-------- Input --------
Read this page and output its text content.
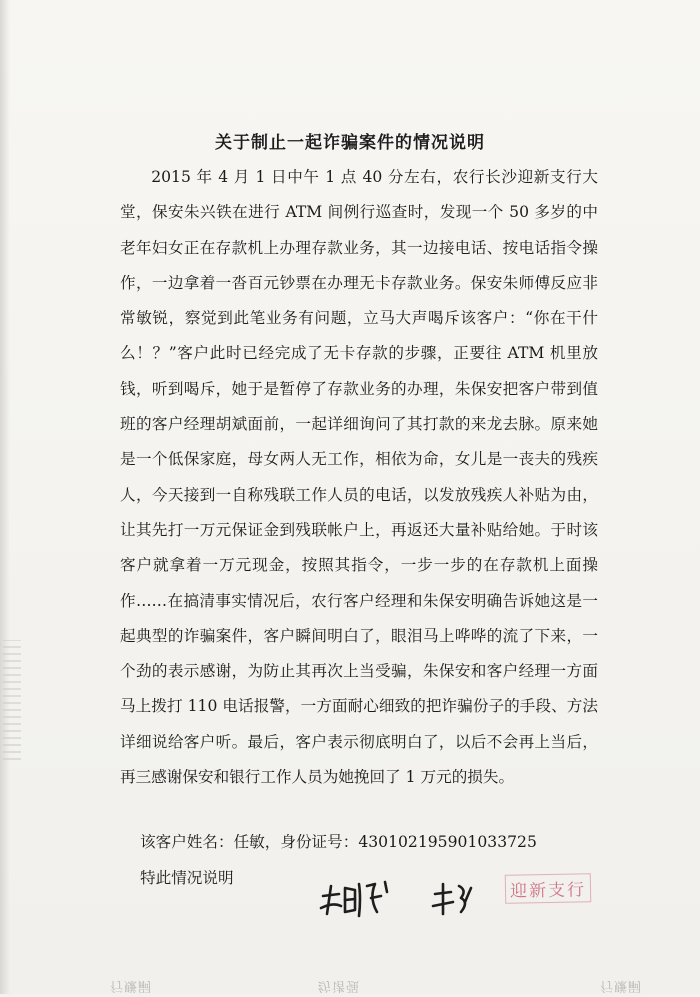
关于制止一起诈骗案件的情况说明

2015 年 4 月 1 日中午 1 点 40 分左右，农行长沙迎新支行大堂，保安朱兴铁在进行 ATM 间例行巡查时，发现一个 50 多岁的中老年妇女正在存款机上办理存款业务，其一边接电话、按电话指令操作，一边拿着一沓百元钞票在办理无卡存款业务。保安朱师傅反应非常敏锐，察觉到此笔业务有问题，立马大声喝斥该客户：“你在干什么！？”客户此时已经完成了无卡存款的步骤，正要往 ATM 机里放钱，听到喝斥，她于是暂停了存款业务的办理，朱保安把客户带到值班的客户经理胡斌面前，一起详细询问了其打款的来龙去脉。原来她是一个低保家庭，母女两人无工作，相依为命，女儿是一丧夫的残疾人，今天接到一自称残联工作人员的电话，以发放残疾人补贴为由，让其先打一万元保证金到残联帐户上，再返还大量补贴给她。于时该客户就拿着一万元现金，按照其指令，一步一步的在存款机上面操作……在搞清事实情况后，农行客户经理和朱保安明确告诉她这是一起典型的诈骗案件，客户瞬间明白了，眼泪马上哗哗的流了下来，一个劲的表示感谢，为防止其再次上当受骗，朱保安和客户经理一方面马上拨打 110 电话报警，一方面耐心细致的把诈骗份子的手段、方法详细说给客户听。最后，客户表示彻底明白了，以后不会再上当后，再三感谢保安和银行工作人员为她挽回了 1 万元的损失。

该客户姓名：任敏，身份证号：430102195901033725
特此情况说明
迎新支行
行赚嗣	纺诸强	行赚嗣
--------
-------- Input --------
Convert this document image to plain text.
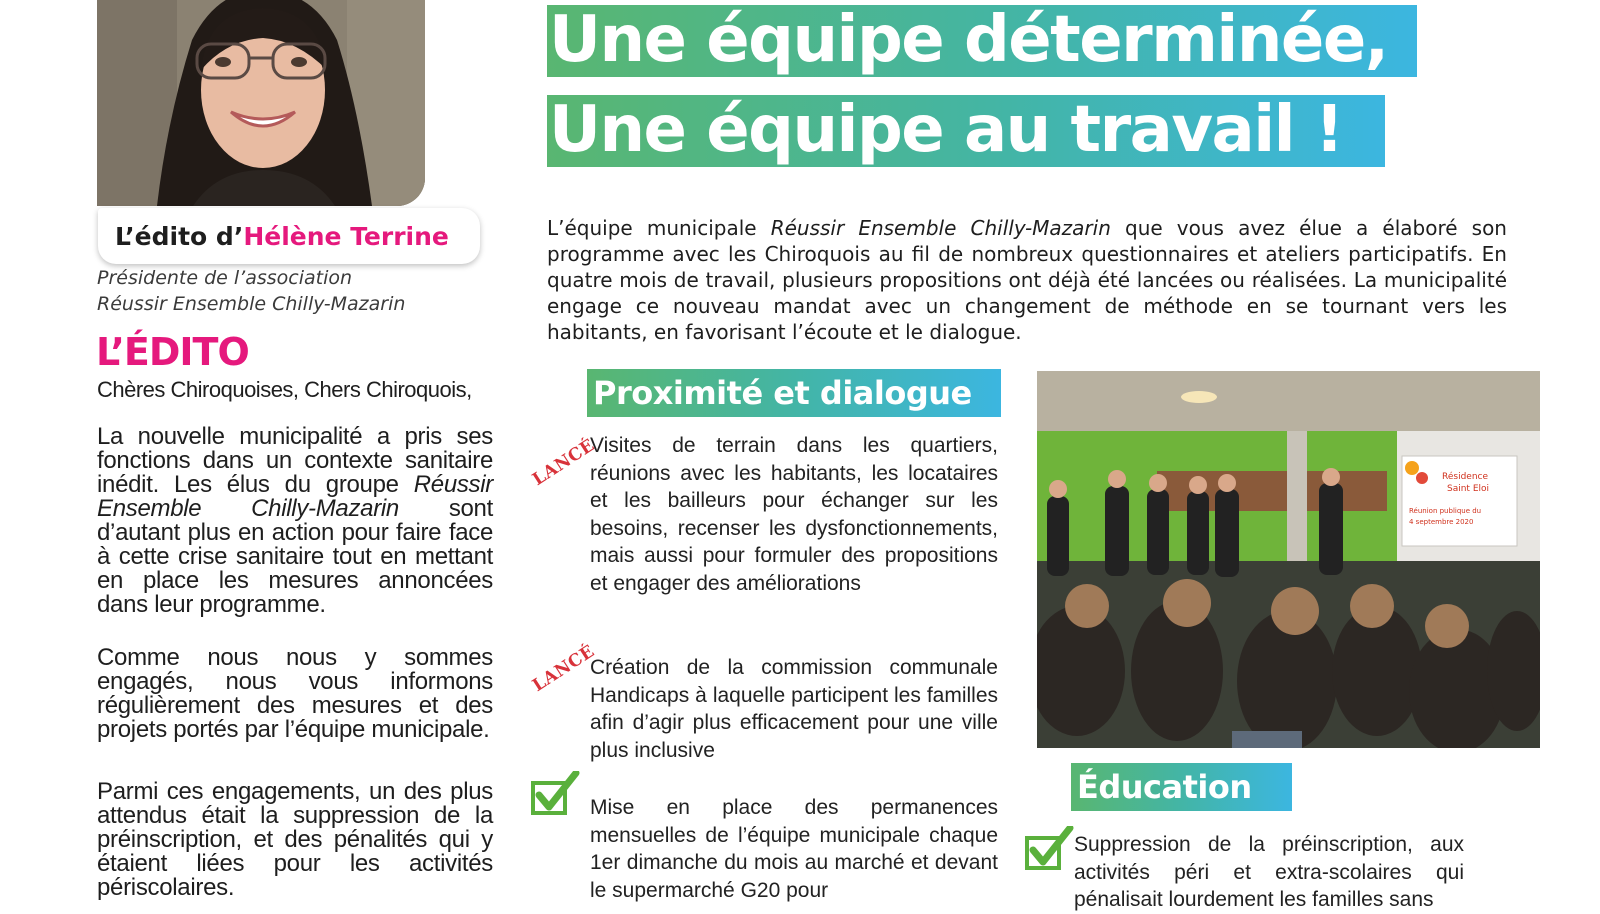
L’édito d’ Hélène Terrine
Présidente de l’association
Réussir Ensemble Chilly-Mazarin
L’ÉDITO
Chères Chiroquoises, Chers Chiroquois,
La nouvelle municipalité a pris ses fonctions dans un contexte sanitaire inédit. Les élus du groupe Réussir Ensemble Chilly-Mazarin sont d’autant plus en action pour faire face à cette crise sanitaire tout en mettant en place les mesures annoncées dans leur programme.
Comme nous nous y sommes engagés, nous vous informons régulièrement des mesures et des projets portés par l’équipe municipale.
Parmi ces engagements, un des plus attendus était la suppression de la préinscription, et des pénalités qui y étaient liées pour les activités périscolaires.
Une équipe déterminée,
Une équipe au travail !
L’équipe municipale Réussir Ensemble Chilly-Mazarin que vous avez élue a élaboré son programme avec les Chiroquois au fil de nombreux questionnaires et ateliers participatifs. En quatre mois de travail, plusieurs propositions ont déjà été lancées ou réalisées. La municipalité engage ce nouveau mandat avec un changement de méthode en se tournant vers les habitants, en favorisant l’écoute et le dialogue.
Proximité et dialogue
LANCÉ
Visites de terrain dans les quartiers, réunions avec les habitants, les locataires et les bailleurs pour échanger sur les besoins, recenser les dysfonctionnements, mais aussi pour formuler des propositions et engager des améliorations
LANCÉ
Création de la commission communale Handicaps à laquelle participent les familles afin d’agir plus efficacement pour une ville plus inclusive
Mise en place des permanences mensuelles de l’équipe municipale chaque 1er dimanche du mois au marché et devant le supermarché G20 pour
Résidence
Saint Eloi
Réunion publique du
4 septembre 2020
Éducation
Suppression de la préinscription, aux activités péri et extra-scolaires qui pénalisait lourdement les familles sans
--------
-------- Input --------
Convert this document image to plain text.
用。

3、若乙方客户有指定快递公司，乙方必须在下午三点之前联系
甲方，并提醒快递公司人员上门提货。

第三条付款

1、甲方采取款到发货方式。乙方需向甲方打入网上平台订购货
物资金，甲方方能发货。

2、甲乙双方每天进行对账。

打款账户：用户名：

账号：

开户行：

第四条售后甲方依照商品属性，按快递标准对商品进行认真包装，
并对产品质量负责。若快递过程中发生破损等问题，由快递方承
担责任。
--------
▸ **Do this**: Locate the string "propositions" in the listing above and copy every line where it occurs.

▸ **Response to the exercise**:
L’équipe municipale Réussir Ensemble Chilly-Mazarin que vous avez élue a élaboré son programme avec les Chiroquois au fil de nombreux questionnaires et ateliers participatifs. En quatre mois de travail, plusieurs propositions ont déjà été lancées ou réalisées. La municipalité engage ce nouveau mandat avec un changement de méthode en se tournant vers les habitants, en favorisant l’écoute et le dialogue.
Visites de terrain dans les quartiers, réunions avec les habitants, les locataires et les bailleurs pour échanger sur les besoins, recenser les dysfonctionnements, mais aussi pour formuler des propositions et engager des améliorations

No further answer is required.